• AIM
Give the records back in full, exactly as they read.

═══

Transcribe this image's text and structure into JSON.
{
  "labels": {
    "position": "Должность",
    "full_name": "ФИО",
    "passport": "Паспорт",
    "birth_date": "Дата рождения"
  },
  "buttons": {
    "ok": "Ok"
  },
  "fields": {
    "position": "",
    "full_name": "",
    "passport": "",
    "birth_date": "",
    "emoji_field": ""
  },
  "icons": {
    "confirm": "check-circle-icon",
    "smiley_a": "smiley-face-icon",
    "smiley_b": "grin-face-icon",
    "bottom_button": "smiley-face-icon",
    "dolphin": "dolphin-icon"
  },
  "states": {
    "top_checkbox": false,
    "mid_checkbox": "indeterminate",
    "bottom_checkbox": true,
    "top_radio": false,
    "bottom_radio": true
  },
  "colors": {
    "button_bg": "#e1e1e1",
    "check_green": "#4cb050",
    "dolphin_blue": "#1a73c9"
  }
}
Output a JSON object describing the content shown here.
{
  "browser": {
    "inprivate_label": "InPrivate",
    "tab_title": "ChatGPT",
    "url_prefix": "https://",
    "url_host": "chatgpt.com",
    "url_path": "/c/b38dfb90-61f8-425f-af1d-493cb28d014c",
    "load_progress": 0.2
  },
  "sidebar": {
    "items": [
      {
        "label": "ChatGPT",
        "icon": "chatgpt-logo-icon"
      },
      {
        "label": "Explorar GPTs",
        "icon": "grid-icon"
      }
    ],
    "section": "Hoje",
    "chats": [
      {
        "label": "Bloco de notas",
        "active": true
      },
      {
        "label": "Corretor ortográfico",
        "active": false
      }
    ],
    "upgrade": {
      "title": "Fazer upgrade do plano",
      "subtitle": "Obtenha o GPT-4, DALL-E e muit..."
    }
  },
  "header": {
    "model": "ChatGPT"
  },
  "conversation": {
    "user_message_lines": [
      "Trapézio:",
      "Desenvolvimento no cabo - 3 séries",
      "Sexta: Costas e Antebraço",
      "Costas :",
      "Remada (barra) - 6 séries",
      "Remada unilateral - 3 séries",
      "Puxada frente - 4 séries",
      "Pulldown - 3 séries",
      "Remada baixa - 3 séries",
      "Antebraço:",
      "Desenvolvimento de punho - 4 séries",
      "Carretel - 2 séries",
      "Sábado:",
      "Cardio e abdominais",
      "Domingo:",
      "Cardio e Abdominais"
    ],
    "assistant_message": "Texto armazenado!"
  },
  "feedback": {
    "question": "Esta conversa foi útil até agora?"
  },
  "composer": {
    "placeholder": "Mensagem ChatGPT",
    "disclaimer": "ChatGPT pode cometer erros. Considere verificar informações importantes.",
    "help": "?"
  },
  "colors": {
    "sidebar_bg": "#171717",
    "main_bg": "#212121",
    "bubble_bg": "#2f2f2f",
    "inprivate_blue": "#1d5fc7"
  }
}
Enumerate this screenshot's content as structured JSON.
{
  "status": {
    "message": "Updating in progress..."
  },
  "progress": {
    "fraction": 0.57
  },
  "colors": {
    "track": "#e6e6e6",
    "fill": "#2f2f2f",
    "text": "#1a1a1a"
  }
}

═══

• ANSWER FOR THE TASK
Transcribe this image's text and structure into JSON.
{
  "labels": {
    "position": "Должность",
    "full_name": "ФИО",
    "passport": "Паспорт",
    "birth_date": "Дата рождения"
  },
  "buttons": {
    "ok": "Ok"
  },
  "fields": {
    "position": "",
    "full_name": "",
    "passport": "",
    "birth_date": "",
    "emoji_field": ""
  },
  "icons": {
    "confirm": "check-circle-icon",
    "smiley_a": "smiley-face-icon",
    "smiley_b": "grin-face-icon",
    "bottom_button": "smiley-face-icon",
    "dolphin": "dolphin-icon"
  },
  "states": {
    "top_checkbox": false,
    "mid_checkbox": "indeterminate",
    "bottom_checkbox": true,
    "top_radio": false,
    "bottom_radio": true
  },
  "colors": {
    "button_bg": "#e1e1e1",
    "check_green": "#4cb050",
    "dolphin_blue": "#1a73c9"
  }
}
Output a JSON object describing the content shown here.
{
  "browser": {
    "inprivate_label": "InPrivate",
    "tab_title": "ChatGPT",
    "url_prefix": "https://",
    "url_host": "chatgpt.com",
    "url_path": "/c/b38dfb90-61f8-425f-af1d-493cb28d014c",
    "load_progress": 0.2
  },
  "sidebar": {
    "items": [
      {
        "label": "ChatGPT",
        "icon": "chatgpt-logo-icon"
      },
      {
        "label": "Explorar GPTs",
        "icon": "grid-icon"
      }
    ],
    "section": "Hoje",
    "chats": [
      {
        "label": "Bloco de notas",
        "active": true
      },
      {
        "label": "Corretor ortográfico",
        "active": false
      }
    ],
    "upgrade": {
      "title": "Fazer upgrade do plano",
      "subtitle": "Obtenha o GPT-4, DALL-E e muit..."
    }
  },
  "header": {
    "model": "ChatGPT"
  },
  "conversation": {
    "user_message_lines": [
      "Trapézio:",
      "Desenvolvimento no cabo - 3 séries",
      "Sexta: Costas e Antebraço",
      "Costas :",
      "Remada (barra) - 6 séries",
      "Remada unilateral - 3 séries",
      "Puxada frente - 4 séries",
      "Pulldown - 3 séries",
      "Remada baixa - 3 séries",
      "Antebraço:",
      "Desenvolvimento de punho - 4 séries",
      "Carretel - 2 séries",
      "Sábado:",
      "Cardio e abdominais",
      "Domingo:",
      "Cardio e Abdominais"
    ],
    "assistant_message": "Texto armazenado!"
  },
  "feedback": {
    "question": "Esta conversa foi útil até agora?"
  },
  "composer": {
    "placeholder": "Mensagem ChatGPT",
    "disclaimer": "ChatGPT pode cometer erros. Considere verificar informações importantes.",
    "help": "?"
  },
  "colors": {
    "sidebar_bg": "#171717",
    "main_bg": "#212121",
    "bubble_bg": "#2f2f2f",
    "inprivate_blue": "#1d5fc7"
  }
}
Enumerate this screenshot's content as structured JSON.
{
  "status": {
    "message": "Updating in progress..."
  },
  "progress": {
    "fraction": 0.57
  },
  "colors": {
    "track": "#e6e6e6",
    "fill": "#2f2f2f",
    "text": "#1a1a1a"
  }
}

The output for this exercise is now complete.